## Problem
Exact repetition is required: output every record in full.

## Listing
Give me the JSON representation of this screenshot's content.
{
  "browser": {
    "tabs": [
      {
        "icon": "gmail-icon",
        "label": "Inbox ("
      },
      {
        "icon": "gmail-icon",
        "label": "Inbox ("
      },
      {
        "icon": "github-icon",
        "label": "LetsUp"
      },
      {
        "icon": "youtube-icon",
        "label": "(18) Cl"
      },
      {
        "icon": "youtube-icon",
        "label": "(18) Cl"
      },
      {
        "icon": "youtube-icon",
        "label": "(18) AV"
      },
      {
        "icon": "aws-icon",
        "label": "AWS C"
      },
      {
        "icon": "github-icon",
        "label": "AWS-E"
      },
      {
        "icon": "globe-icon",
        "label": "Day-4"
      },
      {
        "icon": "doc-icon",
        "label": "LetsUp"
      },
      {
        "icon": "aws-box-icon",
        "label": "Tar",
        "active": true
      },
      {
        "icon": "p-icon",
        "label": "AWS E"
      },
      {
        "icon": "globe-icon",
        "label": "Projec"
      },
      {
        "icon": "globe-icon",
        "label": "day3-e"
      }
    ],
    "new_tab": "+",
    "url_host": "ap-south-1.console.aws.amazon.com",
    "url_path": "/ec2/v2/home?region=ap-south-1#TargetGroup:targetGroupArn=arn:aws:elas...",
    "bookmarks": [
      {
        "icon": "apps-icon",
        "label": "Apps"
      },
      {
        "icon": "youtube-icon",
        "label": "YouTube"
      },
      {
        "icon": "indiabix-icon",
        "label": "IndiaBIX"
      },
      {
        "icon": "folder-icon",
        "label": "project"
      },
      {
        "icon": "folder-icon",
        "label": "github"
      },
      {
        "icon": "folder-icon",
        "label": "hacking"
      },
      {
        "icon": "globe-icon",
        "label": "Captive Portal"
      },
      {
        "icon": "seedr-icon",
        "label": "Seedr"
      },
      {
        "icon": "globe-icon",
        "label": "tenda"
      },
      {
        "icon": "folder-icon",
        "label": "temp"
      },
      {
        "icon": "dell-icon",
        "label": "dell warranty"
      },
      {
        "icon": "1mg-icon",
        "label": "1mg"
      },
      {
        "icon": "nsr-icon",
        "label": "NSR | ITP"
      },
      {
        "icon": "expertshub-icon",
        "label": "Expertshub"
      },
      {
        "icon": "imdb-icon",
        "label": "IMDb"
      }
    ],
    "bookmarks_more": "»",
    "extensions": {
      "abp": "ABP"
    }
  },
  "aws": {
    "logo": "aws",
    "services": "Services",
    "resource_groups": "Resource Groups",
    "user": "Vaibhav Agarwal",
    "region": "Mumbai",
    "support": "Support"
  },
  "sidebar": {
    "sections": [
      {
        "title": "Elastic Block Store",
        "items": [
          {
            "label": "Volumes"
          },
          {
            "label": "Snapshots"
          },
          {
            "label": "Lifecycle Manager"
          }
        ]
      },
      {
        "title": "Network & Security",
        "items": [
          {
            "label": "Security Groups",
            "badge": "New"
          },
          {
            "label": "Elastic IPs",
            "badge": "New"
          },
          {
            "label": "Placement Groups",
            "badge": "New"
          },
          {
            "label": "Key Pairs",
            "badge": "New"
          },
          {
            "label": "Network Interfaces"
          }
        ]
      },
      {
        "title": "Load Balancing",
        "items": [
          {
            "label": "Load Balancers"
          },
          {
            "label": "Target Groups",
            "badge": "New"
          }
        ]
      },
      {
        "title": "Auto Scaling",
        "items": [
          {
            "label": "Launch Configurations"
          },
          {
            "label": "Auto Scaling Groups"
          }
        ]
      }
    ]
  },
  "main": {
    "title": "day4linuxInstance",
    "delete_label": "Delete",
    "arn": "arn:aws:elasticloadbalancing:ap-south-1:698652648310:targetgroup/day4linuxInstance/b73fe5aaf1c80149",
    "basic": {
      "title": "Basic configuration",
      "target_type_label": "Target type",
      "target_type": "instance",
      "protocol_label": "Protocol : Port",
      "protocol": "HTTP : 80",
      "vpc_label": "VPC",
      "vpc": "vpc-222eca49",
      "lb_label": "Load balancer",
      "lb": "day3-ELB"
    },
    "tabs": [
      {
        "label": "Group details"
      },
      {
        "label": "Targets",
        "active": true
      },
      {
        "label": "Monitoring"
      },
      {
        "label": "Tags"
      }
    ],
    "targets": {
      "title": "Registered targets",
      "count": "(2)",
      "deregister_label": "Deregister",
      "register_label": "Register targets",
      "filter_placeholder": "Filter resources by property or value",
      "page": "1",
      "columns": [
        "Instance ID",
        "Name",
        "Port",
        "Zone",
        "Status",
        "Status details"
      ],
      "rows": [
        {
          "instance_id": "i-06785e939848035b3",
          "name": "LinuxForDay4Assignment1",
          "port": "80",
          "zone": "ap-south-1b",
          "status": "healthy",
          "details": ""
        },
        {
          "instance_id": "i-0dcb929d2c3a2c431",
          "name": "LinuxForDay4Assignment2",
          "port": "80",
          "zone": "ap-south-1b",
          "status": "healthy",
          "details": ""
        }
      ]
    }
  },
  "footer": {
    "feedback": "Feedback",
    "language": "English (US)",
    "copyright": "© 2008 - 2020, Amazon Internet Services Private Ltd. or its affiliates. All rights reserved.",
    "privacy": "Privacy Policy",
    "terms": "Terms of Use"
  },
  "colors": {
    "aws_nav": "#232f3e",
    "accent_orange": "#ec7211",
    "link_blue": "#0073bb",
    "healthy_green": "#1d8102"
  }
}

## Task solution
Give me the JSON representation of this screenshot's content.
{
  "browser": {
    "tabs": [
      {
        "icon": "gmail-icon",
        "label": "Inbox ("
      },
      {
        "icon": "gmail-icon",
        "label": "Inbox ("
      },
      {
        "icon": "github-icon",
        "label": "LetsUp"
      },
      {
        "icon": "youtube-icon",
        "label": "(18) Cl"
      },
      {
        "icon": "youtube-icon",
        "label": "(18) Cl"
      },
      {
        "icon": "youtube-icon",
        "label": "(18) AV"
      },
      {
        "icon": "aws-icon",
        "label": "AWS C"
      },
      {
        "icon": "github-icon",
        "label": "AWS-E"
      },
      {
        "icon": "globe-icon",
        "label": "Day-4"
      },
      {
        "icon": "doc-icon",
        "label": "LetsUp"
      },
      {
        "icon": "aws-box-icon",
        "label": "Tar",
        "active": true
      },
      {
        "icon": "p-icon",
        "label": "AWS E"
      },
      {
        "icon": "globe-icon",
        "label": "Projec"
      },
      {
        "icon": "globe-icon",
        "label": "day3-e"
      }
    ],
    "new_tab": "+",
    "url_host": "ap-south-1.console.aws.amazon.com",
    "url_path": "/ec2/v2/home?region=ap-south-1#TargetGroup:targetGroupArn=arn:aws:elas...",
    "bookmarks": [
      {
        "icon": "apps-icon",
        "label": "Apps"
      },
      {
        "icon": "youtube-icon",
        "label": "YouTube"
      },
      {
        "icon": "indiabix-icon",
        "label": "IndiaBIX"
      },
      {
        "icon": "folder-icon",
        "label": "project"
      },
      {
        "icon": "folder-icon",
        "label": "github"
      },
      {
        "icon": "folder-icon",
        "label": "hacking"
      },
      {
        "icon": "globe-icon",
        "label": "Captive Portal"
      },
      {
        "icon": "seedr-icon",
        "label": "Seedr"
      },
      {
        "icon": "globe-icon",
        "label": "tenda"
      },
      {
        "icon": "folder-icon",
        "label": "temp"
      },
      {
        "icon": "dell-icon",
        "label": "dell warranty"
      },
      {
        "icon": "1mg-icon",
        "label": "1mg"
      },
      {
        "icon": "nsr-icon",
        "label": "NSR | ITP"
      },
      {
        "icon": "expertshub-icon",
        "label": "Expertshub"
      },
      {
        "icon": "imdb-icon",
        "label": "IMDb"
      }
    ],
    "bookmarks_more": "»",
    "extensions": {
      "abp": "ABP"
    }
  },
  "aws": {
    "logo": "aws",
    "services": "Services",
    "resource_groups": "Resource Groups",
    "user": "Vaibhav Agarwal",
    "region": "Mumbai",
    "support": "Support"
  },
  "sidebar": {
    "sections": [
      {
        "title": "Elastic Block Store",
        "items": [
          {
            "label": "Volumes"
          },
          {
            "label": "Snapshots"
          },
          {
            "label": "Lifecycle Manager"
          }
        ]
      },
      {
        "title": "Network & Security",
        "items": [
          {
            "label": "Security Groups",
            "badge": "New"
          },
          {
            "label": "Elastic IPs",
            "badge": "New"
          },
          {
            "label": "Placement Groups",
            "badge": "New"
          },
          {
            "label": "Key Pairs",
            "badge": "New"
          },
          {
            "label": "Network Interfaces"
          }
        ]
      },
      {
        "title": "Load Balancing",
        "items": [
          {
            "label": "Load Balancers"
          },
          {
            "label": "Target Groups",
            "badge": "New"
          }
        ]
      },
      {
        "title": "Auto Scaling",
        "items": [
          {
            "label": "Launch Configurations"
          },
          {
            "label": "Auto Scaling Groups"
          }
        ]
      }
    ]
  },
  "main": {
    "title": "day4linuxInstance",
    "delete_label": "Delete",
    "arn": "arn:aws:elasticloadbalancing:ap-south-1:698652648310:targetgroup/day4linuxInstance/b73fe5aaf1c80149",
    "basic": {
      "title": "Basic configuration",
      "target_type_label": "Target type",
      "target_type": "instance",
      "protocol_label": "Protocol : Port",
      "protocol": "HTTP : 80",
      "vpc_label": "VPC",
      "vpc": "vpc-222eca49",
      "lb_label": "Load balancer",
      "lb": "day3-ELB"
    },
    "tabs": [
      {
        "label": "Group details"
      },
      {
        "label": "Targets",
        "active": true
      },
      {
        "label": "Monitoring"
      },
      {
        "label": "Tags"
      }
    ],
    "targets": {
      "title": "Registered targets",
      "count": "(2)",
      "deregister_label": "Deregister",
      "register_label": "Register targets",
      "filter_placeholder": "Filter resources by property or value",
      "page": "1",
      "columns": [
        "Instance ID",
        "Name",
        "Port",
        "Zone",
        "Status",
        "Status details"
      ],
      "rows": [
        {
          "instance_id": "i-06785e939848035b3",
          "name": "LinuxForDay4Assignment1",
          "port": "80",
          "zone": "ap-south-1b",
          "status": "healthy",
          "details": ""
        },
        {
          "instance_id": "i-0dcb929d2c3a2c431",
          "name": "LinuxForDay4Assignment2",
          "port": "80",
          "zone": "ap-south-1b",
          "status": "healthy",
          "details": ""
        }
      ]
    }
  },
  "footer": {
    "feedback": "Feedback",
    "language": "English (US)",
    "copyright": "© 2008 - 2020, Amazon Internet Services Private Ltd. or its affiliates. All rights reserved.",
    "privacy": "Privacy Policy",
    "terms": "Terms of Use"
  },
  "colors": {
    "aws_nav": "#232f3e",
    "accent_orange": "#ec7211",
    "link_blue": "#0073bb",
    "healthy_green": "#1d8102"
  }
}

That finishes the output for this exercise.